--- Dataset entries ---
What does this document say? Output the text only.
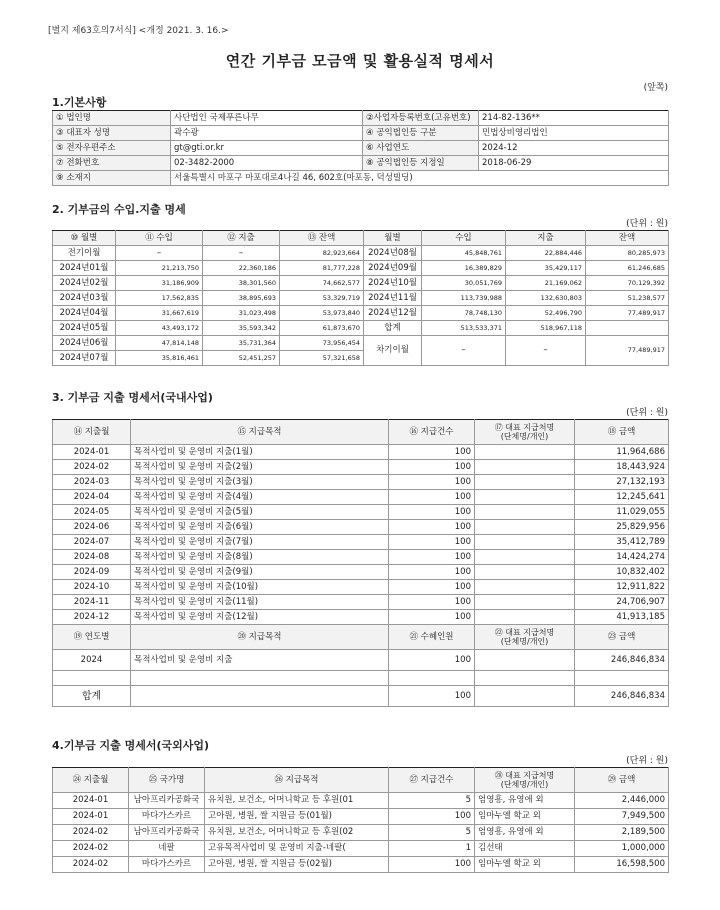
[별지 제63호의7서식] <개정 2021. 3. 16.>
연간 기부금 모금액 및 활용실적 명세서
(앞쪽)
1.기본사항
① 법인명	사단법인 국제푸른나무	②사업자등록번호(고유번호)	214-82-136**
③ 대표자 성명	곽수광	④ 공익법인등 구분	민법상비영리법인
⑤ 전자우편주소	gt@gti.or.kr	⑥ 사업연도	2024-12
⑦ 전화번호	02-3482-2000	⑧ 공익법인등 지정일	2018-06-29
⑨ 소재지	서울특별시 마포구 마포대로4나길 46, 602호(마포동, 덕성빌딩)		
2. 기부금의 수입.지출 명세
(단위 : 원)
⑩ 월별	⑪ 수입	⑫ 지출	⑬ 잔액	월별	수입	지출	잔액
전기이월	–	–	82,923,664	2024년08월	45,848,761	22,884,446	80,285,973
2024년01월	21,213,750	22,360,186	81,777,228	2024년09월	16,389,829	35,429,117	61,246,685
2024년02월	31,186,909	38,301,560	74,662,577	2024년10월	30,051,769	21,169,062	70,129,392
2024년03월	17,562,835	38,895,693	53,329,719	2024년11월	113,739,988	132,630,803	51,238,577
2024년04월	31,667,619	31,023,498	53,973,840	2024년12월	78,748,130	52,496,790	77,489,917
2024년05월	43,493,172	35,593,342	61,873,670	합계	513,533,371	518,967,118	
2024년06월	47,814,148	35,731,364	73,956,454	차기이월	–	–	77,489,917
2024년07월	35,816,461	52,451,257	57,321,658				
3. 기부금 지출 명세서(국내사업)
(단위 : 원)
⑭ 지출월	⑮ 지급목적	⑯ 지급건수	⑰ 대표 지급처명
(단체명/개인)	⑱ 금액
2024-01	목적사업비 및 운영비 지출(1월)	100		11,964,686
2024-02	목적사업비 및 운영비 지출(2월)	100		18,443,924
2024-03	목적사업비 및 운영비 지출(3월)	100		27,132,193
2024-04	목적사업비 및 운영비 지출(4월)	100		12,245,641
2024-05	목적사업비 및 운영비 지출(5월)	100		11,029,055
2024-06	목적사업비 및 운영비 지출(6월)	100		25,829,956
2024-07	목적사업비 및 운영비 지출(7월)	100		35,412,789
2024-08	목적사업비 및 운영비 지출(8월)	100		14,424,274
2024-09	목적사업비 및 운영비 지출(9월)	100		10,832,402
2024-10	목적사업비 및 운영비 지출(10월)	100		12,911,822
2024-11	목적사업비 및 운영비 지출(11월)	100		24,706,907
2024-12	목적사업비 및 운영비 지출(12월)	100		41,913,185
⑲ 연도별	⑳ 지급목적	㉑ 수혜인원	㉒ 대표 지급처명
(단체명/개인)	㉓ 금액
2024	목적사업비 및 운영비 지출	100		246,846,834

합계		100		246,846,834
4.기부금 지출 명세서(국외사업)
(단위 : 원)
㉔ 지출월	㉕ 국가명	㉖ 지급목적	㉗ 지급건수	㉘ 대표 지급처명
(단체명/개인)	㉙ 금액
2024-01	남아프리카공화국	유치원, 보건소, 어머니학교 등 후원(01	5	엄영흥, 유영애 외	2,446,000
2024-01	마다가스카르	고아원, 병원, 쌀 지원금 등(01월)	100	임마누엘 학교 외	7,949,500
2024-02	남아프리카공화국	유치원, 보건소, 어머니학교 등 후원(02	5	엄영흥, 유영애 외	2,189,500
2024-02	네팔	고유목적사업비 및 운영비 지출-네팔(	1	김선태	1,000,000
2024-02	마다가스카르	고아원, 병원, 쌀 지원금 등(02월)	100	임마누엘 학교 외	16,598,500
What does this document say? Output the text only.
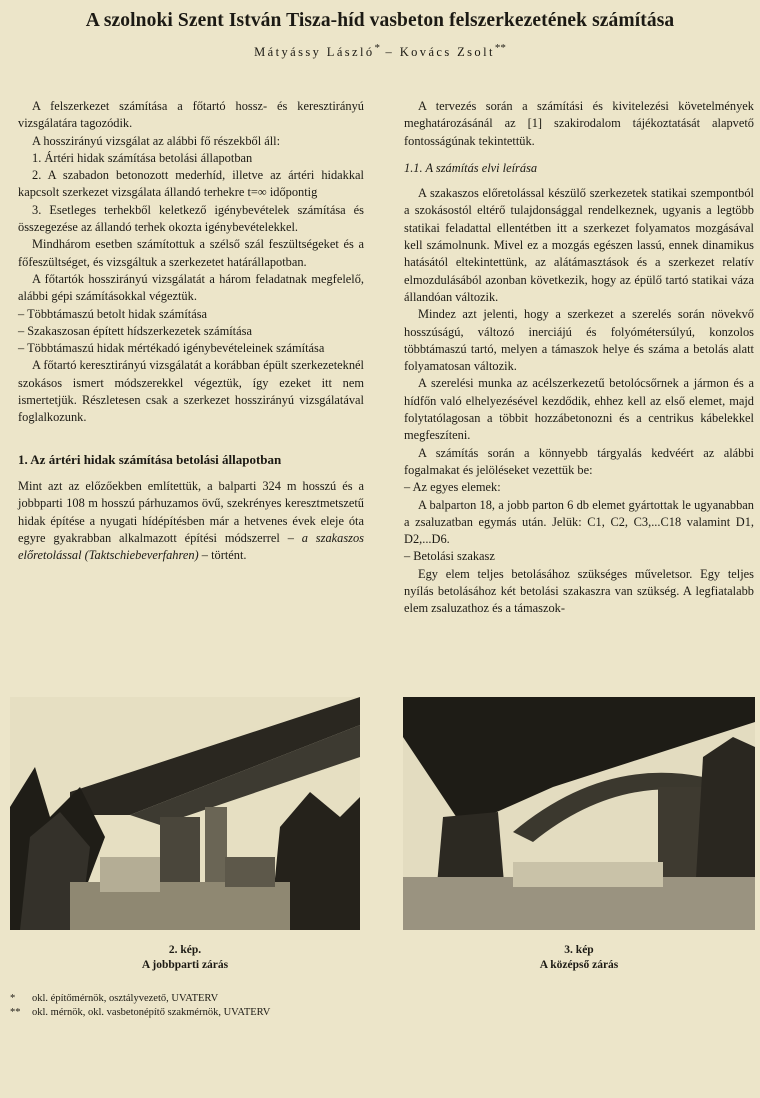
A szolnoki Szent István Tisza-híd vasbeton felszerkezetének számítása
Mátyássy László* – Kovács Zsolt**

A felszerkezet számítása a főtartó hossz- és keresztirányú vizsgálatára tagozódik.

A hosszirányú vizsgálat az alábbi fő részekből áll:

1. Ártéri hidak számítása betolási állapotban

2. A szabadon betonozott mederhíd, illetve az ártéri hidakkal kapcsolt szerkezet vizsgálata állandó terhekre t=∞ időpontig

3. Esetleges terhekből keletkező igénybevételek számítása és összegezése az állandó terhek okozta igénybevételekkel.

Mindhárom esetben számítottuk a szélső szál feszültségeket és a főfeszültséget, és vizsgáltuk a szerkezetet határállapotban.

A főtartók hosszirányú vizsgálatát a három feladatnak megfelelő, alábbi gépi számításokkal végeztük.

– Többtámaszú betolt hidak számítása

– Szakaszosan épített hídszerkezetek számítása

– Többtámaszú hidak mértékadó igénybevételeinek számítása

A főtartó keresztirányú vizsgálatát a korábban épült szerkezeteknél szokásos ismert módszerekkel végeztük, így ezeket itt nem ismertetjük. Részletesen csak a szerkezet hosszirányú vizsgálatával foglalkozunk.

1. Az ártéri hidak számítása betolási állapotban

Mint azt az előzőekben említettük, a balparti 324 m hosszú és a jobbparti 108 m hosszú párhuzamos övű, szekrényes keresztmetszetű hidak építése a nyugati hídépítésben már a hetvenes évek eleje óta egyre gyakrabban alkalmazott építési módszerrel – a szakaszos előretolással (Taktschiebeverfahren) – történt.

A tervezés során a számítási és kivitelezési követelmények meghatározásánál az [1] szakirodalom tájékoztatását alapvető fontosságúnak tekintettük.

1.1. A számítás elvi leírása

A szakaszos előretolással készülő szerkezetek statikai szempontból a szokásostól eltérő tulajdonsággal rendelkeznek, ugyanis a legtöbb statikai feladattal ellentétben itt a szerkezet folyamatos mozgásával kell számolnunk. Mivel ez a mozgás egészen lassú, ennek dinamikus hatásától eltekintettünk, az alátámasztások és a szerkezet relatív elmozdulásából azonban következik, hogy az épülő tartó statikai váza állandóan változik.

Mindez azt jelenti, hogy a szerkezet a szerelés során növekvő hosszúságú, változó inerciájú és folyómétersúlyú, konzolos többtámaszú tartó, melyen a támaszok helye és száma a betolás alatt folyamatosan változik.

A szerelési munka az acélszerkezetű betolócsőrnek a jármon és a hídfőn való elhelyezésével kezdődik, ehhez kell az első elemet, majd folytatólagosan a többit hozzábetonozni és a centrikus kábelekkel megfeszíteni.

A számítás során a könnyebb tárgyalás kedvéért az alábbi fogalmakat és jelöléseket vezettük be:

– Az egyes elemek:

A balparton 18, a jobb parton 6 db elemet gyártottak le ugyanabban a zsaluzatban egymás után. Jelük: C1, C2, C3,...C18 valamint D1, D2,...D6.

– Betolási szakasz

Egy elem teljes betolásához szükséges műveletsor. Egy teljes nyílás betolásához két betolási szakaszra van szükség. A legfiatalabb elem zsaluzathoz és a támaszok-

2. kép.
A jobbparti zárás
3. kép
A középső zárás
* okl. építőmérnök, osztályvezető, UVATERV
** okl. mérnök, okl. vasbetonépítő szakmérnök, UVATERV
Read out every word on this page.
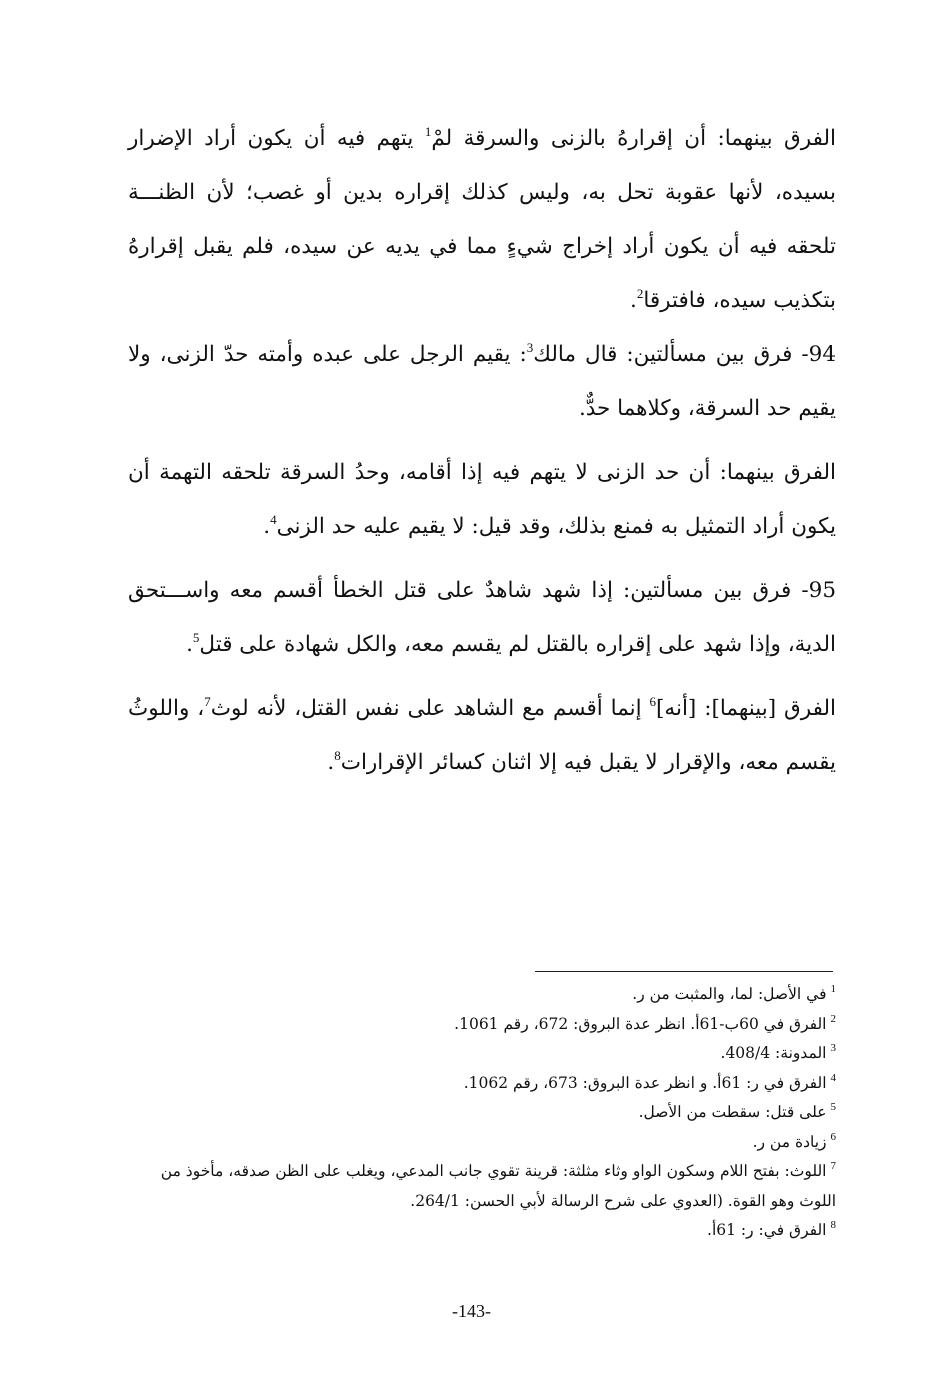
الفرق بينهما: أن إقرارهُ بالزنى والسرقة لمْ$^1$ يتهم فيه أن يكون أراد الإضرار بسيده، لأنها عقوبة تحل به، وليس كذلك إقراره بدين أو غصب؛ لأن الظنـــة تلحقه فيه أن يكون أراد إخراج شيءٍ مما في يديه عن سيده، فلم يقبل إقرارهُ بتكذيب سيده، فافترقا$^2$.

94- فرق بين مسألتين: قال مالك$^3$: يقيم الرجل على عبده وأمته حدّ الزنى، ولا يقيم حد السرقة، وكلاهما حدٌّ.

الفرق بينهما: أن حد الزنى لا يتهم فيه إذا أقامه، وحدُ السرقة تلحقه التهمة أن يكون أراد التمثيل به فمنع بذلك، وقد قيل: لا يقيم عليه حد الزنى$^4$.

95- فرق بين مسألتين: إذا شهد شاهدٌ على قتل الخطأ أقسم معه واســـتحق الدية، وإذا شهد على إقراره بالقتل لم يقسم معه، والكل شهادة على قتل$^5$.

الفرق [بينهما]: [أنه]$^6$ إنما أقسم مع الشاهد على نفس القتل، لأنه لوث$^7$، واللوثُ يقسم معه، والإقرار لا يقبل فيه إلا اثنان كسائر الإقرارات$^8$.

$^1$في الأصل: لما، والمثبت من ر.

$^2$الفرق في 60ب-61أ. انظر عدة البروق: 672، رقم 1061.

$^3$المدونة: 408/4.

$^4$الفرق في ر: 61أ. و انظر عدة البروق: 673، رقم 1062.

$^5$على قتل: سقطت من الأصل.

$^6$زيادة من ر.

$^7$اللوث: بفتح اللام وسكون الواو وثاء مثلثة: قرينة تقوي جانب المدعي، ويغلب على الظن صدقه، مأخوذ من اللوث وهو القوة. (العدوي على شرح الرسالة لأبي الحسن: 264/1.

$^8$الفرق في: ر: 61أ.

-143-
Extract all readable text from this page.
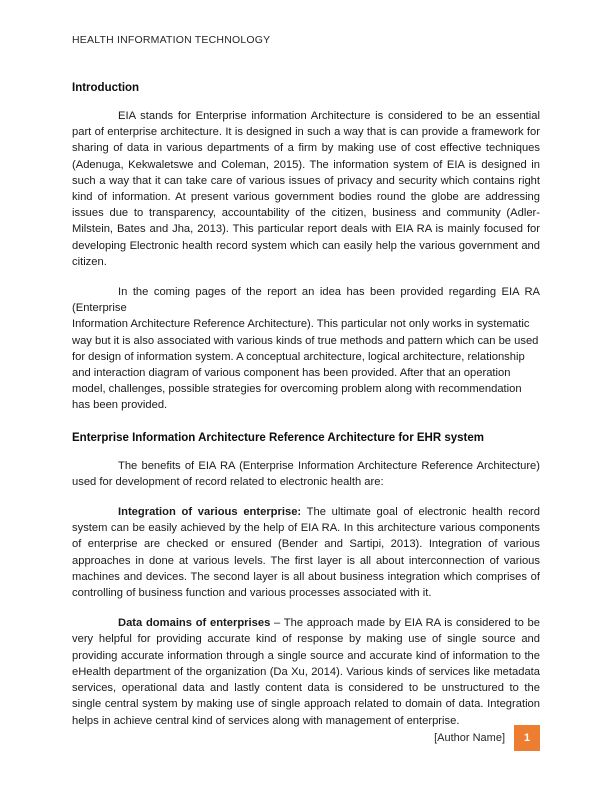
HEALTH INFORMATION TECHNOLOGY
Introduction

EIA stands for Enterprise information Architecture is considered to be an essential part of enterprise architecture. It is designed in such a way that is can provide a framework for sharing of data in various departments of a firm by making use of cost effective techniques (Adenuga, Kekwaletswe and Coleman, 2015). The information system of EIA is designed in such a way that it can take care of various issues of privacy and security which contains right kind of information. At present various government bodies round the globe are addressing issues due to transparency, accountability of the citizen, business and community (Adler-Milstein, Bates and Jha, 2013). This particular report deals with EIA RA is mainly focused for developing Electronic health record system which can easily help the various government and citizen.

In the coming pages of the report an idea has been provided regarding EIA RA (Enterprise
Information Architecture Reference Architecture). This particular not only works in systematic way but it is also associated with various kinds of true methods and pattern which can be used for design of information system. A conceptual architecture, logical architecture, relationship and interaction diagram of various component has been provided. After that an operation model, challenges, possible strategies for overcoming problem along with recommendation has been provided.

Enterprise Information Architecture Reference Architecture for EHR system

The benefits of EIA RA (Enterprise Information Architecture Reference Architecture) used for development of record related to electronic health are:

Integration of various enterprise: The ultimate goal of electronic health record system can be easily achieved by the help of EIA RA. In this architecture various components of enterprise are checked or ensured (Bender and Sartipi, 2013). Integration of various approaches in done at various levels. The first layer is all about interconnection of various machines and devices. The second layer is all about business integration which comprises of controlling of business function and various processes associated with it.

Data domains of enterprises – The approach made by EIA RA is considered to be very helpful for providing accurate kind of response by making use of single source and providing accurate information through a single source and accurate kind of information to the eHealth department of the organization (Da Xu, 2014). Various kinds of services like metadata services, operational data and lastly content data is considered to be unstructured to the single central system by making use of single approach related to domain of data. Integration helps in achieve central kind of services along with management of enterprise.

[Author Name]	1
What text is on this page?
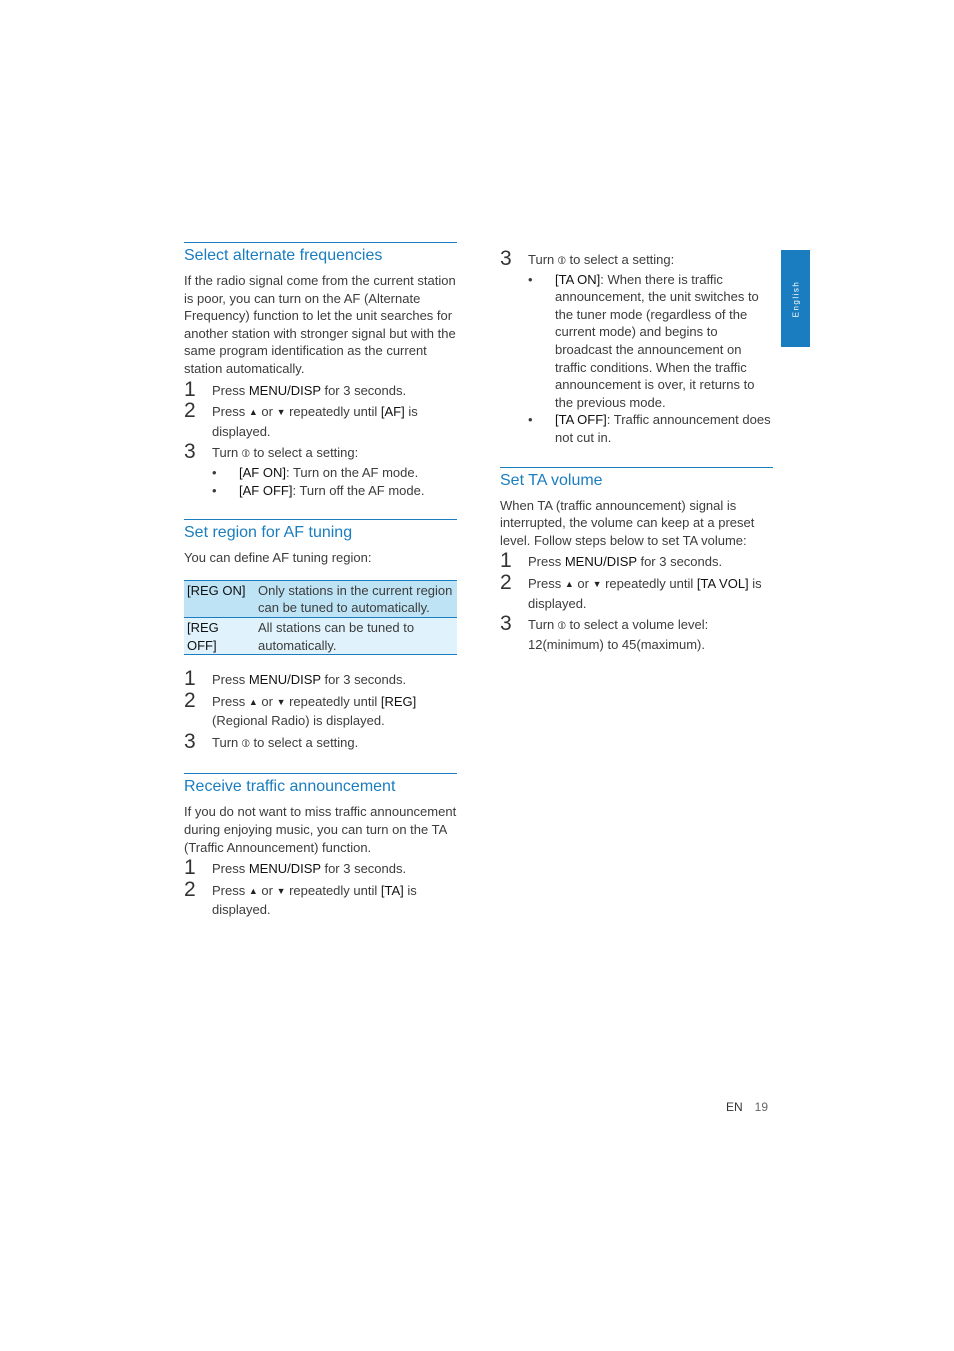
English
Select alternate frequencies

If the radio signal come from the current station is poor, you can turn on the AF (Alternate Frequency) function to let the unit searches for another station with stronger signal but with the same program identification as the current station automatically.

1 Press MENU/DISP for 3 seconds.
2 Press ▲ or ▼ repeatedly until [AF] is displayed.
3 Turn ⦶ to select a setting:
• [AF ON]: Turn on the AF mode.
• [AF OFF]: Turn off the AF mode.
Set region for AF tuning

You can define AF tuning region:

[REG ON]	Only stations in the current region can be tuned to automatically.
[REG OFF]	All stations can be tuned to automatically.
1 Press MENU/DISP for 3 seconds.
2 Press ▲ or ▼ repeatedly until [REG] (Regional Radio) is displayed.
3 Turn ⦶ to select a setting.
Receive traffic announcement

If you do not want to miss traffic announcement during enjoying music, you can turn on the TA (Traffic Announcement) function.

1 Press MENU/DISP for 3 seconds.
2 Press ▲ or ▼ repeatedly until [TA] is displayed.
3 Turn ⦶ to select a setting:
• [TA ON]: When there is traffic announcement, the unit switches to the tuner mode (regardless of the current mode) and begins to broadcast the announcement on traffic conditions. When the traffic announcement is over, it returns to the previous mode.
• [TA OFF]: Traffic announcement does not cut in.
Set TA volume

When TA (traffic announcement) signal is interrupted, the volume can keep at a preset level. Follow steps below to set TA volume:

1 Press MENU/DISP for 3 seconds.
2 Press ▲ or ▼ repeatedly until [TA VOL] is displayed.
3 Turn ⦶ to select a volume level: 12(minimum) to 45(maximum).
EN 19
---
Given instruction>
The answer is a single number: how many lines include the word "record"?

Written response>
3